Start of Extracted entries

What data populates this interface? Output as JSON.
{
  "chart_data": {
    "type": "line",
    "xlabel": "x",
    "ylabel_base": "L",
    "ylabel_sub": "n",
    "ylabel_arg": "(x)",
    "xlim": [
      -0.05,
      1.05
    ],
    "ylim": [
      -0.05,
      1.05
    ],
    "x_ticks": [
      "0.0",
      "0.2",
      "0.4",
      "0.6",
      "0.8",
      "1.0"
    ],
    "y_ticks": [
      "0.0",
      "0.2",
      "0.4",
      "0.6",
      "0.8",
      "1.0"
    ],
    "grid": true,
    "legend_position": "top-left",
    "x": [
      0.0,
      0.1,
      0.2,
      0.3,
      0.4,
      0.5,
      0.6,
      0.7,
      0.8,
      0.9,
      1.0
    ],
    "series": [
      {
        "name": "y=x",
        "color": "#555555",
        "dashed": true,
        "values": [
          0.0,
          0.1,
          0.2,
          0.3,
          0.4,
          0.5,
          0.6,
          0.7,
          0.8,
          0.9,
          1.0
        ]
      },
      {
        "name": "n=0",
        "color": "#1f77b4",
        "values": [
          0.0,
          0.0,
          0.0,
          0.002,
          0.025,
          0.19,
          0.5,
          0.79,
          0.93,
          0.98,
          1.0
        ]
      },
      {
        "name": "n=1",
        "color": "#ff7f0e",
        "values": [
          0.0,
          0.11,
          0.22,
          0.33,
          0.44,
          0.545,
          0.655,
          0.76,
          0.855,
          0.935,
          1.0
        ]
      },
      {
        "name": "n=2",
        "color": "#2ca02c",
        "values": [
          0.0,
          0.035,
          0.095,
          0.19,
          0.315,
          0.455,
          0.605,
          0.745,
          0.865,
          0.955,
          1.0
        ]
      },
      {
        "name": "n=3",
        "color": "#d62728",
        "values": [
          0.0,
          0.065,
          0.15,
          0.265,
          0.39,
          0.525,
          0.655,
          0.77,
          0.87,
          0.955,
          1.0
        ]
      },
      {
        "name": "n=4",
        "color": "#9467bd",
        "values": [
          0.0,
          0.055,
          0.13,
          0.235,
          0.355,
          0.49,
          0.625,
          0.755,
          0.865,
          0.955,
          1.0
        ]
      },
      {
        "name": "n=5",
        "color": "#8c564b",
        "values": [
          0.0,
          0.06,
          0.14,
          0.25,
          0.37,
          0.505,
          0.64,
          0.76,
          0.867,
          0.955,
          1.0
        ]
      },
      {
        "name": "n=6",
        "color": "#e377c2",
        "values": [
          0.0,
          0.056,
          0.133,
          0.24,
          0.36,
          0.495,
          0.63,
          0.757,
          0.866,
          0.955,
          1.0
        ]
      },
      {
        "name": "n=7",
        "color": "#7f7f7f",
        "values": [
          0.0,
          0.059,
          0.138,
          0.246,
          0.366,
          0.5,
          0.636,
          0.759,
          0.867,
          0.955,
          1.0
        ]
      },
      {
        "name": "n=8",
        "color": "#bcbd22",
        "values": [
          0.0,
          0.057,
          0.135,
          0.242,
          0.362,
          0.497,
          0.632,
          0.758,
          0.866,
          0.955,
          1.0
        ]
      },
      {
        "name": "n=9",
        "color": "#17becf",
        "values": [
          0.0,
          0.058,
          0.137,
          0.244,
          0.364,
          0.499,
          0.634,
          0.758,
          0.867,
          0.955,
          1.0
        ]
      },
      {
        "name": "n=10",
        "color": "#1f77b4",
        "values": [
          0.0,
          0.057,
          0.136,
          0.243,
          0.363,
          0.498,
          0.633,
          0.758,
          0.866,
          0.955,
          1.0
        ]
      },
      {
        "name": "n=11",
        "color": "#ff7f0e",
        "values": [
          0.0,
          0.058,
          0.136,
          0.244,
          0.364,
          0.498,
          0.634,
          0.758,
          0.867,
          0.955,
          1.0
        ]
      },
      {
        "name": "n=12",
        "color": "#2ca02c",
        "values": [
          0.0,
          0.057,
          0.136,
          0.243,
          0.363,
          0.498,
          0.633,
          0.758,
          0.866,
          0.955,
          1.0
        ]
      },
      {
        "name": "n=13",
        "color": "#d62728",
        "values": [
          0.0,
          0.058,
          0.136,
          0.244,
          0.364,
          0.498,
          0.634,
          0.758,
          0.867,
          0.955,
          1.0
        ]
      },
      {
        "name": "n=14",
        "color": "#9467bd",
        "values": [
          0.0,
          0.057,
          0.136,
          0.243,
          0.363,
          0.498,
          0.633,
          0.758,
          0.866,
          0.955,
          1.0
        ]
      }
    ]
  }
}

End of Extracted entries

:: Aim of the task ::
Make an exact copy of all the data.

:: Written answer ::
What data populates this interface? Output as JSON.
{
  "chart_data": {
    "type": "line",
    "xlabel": "x",
    "ylabel_base": "L",
    "ylabel_sub": "n",
    "ylabel_arg": "(x)",
    "xlim": [
      -0.05,
      1.05
    ],
    "ylim": [
      -0.05,
      1.05
    ],
    "x_ticks": [
      "0.0",
      "0.2",
      "0.4",
      "0.6",
      "0.8",
      "1.0"
    ],
    "y_ticks": [
      "0.0",
      "0.2",
      "0.4",
      "0.6",
      "0.8",
      "1.0"
    ],
    "grid": true,
    "legend_position": "top-left",
    "x": [
      0.0,
      0.1,
      0.2,
      0.3,
      0.4,
      0.5,
      0.6,
      0.7,
      0.8,
      0.9,
      1.0
    ],
    "series": [
      {
        "name": "y=x",
        "color": "#555555",
        "dashed": true,
        "values": [
          0.0,
          0.1,
          0.2,
          0.3,
          0.4,
          0.5,
          0.6,
          0.7,
          0.8,
          0.9,
          1.0
        ]
      },
      {
        "name": "n=0",
        "color": "#1f77b4",
        "values": [
          0.0,
          0.0,
          0.0,
          0.002,
          0.025,
          0.19,
          0.5,
          0.79,
          0.93,
          0.98,
          1.0
        ]
      },
      {
        "name": "n=1",
        "color": "#ff7f0e",
        "values": [
          0.0,
          0.11,
          0.22,
          0.33,
          0.44,
          0.545,
          0.655,
          0.76,
          0.855,
          0.935,
          1.0
        ]
      },
      {
        "name": "n=2",
        "color": "#2ca02c",
        "values": [
          0.0,
          0.035,
          0.095,
          0.19,
          0.315,
          0.455,
          0.605,
          0.745,
          0.865,
          0.955,
          1.0
        ]
      },
      {
        "name": "n=3",
        "color": "#d62728",
        "values": [
          0.0,
          0.065,
          0.15,
          0.265,
          0.39,
          0.525,
          0.655,
          0.77,
          0.87,
          0.955,
          1.0
        ]
      },
      {
        "name": "n=4",
        "color": "#9467bd",
        "values": [
          0.0,
          0.055,
          0.13,
          0.235,
          0.355,
          0.49,
          0.625,
          0.755,
          0.865,
          0.955,
          1.0
        ]
      },
      {
        "name": "n=5",
        "color": "#8c564b",
        "values": [
          0.0,
          0.06,
          0.14,
          0.25,
          0.37,
          0.505,
          0.64,
          0.76,
          0.867,
          0.955,
          1.0
        ]
      },
      {
        "name": "n=6",
        "color": "#e377c2",
        "values": [
          0.0,
          0.056,
          0.133,
          0.24,
          0.36,
          0.495,
          0.63,
          0.757,
          0.866,
          0.955,
          1.0
        ]
      },
      {
        "name": "n=7",
        "color": "#7f7f7f",
        "values": [
          0.0,
          0.059,
          0.138,
          0.246,
          0.366,
          0.5,
          0.636,
          0.759,
          0.867,
          0.955,
          1.0
        ]
      },
      {
        "name": "n=8",
        "color": "#bcbd22",
        "values": [
          0.0,
          0.057,
          0.135,
          0.242,
          0.362,
          0.497,
          0.632,
          0.758,
          0.866,
          0.955,
          1.0
        ]
      },
      {
        "name": "n=9",
        "color": "#17becf",
        "values": [
          0.0,
          0.058,
          0.137,
          0.244,
          0.364,
          0.499,
          0.634,
          0.758,
          0.867,
          0.955,
          1.0
        ]
      },
      {
        "name": "n=10",
        "color": "#1f77b4",
        "values": [
          0.0,
          0.057,
          0.136,
          0.243,
          0.363,
          0.498,
          0.633,
          0.758,
          0.866,
          0.955,
          1.0
        ]
      },
      {
        "name": "n=11",
        "color": "#ff7f0e",
        "values": [
          0.0,
          0.058,
          0.136,
          0.244,
          0.364,
          0.498,
          0.634,
          0.758,
          0.867,
          0.955,
          1.0
        ]
      },
      {
        "name": "n=12",
        "color": "#2ca02c",
        "values": [
          0.0,
          0.057,
          0.136,
          0.243,
          0.363,
          0.498,
          0.633,
          0.758,
          0.866,
          0.955,
          1.0
        ]
      },
      {
        "name": "n=13",
        "color": "#d62728",
        "values": [
          0.0,
          0.058,
          0.136,
          0.244,
          0.364,
          0.498,
          0.634,
          0.758,
          0.867,
          0.955,
          1.0
        ]
      },
      {
        "name": "n=14",
        "color": "#9467bd",
        "values": [
          0.0,
          0.057,
          0.136,
          0.243,
          0.363,
          0.498,
          0.633,
          0.758,
          0.866,
          0.955,
          1.0
        ]
      }
    ]
  }
}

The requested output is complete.